Objective: Make a tally of the lines in the records that include the string "Output", and give only that number.

Data to process:
- - -
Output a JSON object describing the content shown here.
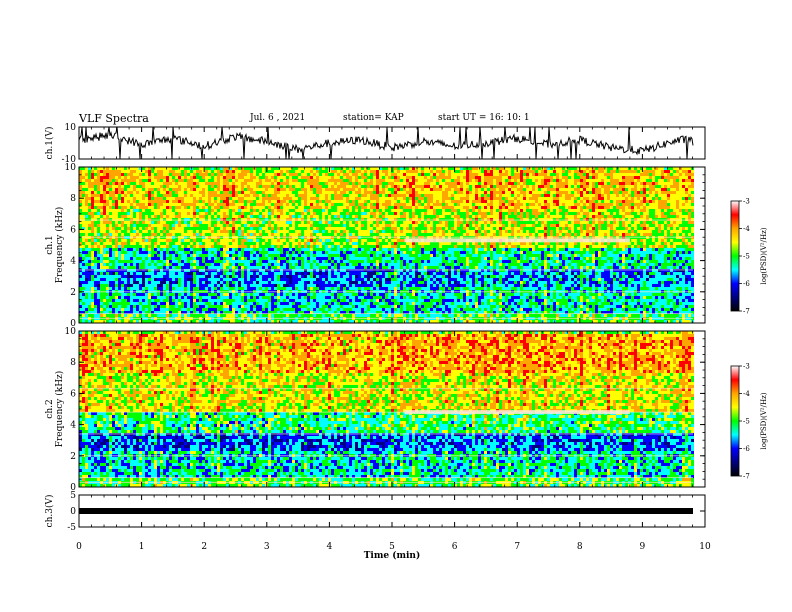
- - -
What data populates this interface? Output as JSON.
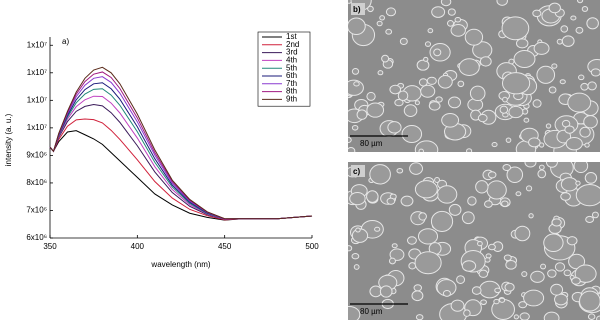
- - -
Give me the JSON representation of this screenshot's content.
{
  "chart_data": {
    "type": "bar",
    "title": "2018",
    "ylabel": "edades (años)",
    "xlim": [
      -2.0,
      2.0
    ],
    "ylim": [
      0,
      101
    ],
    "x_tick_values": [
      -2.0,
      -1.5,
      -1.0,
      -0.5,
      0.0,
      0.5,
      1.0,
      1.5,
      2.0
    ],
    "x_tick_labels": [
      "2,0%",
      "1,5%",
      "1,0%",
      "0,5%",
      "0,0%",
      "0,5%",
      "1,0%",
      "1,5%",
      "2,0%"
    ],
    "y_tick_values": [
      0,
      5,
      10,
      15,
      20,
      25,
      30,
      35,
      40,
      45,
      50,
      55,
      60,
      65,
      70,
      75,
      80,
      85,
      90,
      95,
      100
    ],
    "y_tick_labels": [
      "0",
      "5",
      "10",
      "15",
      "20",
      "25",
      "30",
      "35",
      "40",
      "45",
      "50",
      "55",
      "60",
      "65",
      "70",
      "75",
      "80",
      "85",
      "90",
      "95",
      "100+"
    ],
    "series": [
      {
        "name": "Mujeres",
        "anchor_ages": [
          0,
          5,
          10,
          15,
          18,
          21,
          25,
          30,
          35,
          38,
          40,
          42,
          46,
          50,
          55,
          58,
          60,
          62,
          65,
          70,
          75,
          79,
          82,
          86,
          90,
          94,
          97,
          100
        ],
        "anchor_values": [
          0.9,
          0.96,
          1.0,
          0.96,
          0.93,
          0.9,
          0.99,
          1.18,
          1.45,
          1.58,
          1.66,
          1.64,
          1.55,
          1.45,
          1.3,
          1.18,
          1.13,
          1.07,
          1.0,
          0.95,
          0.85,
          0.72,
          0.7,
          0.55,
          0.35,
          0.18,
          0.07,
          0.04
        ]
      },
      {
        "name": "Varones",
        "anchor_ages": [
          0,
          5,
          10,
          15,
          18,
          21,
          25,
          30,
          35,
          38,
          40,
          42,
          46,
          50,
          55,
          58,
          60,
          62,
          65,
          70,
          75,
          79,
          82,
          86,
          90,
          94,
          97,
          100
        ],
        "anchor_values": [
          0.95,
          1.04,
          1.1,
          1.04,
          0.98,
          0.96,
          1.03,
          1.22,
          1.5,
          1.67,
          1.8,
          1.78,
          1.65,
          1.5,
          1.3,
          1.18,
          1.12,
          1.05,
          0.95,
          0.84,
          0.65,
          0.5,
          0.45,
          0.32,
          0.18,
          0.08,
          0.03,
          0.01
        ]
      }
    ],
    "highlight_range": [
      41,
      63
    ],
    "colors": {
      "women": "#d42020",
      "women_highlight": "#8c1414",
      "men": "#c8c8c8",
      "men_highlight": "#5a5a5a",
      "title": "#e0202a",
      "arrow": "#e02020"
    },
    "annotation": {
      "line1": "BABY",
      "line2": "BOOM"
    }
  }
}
- - -
Answer to the exercise: 2